### INSTRUCTION
Lines that include the word "الحديد" are the ones to copy.

### AVAILABLE RECORDS
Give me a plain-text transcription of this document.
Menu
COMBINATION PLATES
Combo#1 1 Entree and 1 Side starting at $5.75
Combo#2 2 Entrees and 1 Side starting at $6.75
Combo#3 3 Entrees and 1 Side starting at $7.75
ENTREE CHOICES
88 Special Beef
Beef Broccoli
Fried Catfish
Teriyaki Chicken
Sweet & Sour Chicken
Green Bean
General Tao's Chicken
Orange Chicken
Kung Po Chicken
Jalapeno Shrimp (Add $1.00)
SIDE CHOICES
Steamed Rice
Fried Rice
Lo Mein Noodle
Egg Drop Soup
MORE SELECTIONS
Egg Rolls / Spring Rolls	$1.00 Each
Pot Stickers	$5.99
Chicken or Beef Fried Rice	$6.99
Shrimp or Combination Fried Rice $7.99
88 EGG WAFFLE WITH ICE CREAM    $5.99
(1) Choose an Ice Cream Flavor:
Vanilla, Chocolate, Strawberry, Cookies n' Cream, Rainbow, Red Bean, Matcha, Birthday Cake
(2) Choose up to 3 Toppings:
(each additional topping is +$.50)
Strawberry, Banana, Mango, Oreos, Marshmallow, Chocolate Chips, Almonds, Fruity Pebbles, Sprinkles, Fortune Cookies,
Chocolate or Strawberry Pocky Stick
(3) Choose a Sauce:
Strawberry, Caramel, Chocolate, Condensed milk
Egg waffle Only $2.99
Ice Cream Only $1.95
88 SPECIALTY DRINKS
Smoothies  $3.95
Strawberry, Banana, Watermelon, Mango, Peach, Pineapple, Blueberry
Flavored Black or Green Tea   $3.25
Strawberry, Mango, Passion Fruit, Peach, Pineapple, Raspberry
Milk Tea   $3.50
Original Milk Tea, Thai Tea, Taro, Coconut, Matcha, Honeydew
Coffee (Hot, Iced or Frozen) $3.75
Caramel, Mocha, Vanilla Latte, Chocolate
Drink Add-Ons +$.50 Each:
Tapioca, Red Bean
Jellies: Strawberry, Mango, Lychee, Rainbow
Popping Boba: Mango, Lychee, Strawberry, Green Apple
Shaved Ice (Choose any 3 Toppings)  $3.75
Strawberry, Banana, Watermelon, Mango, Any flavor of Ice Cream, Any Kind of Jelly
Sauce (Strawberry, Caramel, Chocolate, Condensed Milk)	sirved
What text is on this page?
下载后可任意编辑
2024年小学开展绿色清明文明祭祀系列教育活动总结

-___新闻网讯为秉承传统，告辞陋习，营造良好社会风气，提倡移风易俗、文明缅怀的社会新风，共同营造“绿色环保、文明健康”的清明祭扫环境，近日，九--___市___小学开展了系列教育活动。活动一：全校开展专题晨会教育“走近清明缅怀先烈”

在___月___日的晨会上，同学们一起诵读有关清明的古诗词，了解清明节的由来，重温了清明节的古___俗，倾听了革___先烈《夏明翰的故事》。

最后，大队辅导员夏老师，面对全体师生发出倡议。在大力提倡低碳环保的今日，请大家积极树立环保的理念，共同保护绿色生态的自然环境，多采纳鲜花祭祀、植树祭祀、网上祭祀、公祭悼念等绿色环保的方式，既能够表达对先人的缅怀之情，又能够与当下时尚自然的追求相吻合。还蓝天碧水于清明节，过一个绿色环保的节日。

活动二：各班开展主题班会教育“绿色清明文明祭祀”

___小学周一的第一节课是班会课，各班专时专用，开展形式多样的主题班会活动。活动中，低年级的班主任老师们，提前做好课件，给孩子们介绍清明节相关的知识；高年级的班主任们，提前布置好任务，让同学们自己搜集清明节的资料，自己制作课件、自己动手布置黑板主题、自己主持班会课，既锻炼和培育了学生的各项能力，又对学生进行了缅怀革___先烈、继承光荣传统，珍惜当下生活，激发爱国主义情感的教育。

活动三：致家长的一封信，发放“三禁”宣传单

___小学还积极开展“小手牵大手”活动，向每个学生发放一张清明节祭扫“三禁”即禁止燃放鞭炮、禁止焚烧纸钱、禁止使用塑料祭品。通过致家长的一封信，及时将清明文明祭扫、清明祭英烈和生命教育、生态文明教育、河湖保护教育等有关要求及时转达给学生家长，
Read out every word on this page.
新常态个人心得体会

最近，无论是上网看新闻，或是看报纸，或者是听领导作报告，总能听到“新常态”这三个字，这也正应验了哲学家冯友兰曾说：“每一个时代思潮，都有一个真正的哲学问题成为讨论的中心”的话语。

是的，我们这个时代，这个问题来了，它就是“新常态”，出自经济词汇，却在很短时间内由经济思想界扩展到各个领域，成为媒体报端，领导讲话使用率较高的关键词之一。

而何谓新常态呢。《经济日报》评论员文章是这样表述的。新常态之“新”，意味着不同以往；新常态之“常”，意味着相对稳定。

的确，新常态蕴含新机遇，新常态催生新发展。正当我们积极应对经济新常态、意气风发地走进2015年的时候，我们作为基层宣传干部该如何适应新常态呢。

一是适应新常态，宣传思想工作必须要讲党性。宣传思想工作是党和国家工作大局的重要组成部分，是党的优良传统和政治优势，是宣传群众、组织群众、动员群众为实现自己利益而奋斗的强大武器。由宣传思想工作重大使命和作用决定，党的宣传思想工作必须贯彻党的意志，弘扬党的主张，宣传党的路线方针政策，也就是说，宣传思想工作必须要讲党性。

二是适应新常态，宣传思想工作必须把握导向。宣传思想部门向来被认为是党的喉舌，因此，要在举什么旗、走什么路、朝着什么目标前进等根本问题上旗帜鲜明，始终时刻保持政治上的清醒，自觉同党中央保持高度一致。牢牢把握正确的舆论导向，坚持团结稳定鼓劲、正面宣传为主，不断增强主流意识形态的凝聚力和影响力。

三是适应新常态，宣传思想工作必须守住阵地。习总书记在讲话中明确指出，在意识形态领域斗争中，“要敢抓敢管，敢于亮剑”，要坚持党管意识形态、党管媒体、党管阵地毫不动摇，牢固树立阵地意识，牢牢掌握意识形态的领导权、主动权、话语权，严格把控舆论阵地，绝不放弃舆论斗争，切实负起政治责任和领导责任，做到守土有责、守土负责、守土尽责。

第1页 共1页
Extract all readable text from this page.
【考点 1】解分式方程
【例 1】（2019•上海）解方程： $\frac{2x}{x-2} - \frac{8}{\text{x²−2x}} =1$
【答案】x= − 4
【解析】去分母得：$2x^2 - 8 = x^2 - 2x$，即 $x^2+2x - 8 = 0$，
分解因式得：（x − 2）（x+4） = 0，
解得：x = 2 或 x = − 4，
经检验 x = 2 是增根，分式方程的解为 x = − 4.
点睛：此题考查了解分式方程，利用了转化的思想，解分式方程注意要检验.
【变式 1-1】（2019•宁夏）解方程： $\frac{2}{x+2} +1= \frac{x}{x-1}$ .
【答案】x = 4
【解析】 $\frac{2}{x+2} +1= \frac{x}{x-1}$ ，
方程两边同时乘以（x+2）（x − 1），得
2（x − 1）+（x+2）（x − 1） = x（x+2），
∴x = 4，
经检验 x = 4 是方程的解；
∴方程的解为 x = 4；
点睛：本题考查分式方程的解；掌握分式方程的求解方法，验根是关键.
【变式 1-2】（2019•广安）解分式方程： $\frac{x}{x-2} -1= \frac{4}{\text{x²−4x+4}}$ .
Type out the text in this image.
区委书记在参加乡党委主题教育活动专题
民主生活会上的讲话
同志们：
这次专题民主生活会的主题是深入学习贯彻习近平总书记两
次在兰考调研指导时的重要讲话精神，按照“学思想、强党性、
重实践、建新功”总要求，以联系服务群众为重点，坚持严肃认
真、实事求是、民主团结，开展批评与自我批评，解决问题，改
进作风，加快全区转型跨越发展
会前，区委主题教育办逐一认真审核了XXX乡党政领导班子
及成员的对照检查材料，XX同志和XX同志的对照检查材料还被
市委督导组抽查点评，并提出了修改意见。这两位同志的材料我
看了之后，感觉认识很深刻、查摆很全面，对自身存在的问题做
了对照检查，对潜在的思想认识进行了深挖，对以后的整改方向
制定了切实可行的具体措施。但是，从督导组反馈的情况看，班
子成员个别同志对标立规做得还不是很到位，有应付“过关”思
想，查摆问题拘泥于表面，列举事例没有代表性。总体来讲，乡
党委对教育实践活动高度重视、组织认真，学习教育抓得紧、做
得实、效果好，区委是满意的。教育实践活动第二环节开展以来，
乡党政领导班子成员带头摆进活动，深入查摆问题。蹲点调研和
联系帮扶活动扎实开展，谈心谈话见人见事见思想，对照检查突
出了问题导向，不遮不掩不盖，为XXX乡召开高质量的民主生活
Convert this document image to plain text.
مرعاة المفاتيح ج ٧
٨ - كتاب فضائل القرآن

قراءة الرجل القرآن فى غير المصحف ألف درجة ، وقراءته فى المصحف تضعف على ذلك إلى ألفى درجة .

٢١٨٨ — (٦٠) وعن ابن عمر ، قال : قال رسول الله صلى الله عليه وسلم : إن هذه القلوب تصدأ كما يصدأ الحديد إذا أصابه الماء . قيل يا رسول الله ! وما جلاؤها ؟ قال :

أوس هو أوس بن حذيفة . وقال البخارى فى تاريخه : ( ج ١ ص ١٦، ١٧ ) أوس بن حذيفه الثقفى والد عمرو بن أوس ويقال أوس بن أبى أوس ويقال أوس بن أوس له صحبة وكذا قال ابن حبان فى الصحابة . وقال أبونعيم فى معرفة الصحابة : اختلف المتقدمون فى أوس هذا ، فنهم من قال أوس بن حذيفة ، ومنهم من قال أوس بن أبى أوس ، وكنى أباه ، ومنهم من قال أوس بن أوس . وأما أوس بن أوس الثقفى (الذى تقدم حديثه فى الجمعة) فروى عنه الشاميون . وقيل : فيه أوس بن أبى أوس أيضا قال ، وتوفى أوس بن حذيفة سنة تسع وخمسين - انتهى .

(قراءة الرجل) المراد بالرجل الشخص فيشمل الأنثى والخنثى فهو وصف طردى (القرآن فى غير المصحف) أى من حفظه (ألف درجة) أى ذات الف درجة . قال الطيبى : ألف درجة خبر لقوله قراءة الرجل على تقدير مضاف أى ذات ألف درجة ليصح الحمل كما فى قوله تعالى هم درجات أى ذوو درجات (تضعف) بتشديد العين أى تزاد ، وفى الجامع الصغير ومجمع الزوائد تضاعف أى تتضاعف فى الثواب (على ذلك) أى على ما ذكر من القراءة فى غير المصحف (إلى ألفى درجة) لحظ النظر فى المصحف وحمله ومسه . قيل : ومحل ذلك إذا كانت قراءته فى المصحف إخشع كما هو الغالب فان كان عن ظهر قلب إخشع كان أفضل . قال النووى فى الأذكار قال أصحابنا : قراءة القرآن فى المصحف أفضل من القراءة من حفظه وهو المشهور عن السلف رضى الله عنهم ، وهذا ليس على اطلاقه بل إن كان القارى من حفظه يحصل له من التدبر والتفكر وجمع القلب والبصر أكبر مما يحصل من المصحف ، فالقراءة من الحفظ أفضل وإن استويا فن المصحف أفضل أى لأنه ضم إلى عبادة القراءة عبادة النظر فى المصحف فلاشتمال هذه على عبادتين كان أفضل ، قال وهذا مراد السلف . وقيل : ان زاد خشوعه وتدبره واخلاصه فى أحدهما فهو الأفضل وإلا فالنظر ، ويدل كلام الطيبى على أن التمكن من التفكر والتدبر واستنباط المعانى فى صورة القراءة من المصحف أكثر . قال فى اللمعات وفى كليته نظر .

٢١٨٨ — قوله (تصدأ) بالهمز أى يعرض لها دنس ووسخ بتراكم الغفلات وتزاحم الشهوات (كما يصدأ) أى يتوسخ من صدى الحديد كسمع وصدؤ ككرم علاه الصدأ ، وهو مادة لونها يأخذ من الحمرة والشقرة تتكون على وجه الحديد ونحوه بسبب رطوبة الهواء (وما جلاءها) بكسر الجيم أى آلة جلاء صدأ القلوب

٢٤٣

### THE RESPONSE
٢١٨٨ — (٦٠) وعن ابن عمر ، قال : قال رسول الله صلى الله عليه وسلم : إن هذه القلوب تصدأ كما يصدأ الحديد إذا أصابه الماء . قيل يا رسول الله ! وما جلاؤها ؟ قال :
٢١٨٨ — قوله (تصدأ) بالهمز أى يعرض لها دنس ووسخ بتراكم الغفلات وتزاحم الشهوات (كما يصدأ) أى يتوسخ من صدى الحديد كسمع وصدؤ ككرم علاه الصدأ ، وهو مادة لونها يأخذ من الحمرة والشقرة تتكون على وجه الحديد ونحوه بسبب رطوبة الهواء (وما جلاءها) بكسر الجيم أى آلة جلاء صدأ القلوب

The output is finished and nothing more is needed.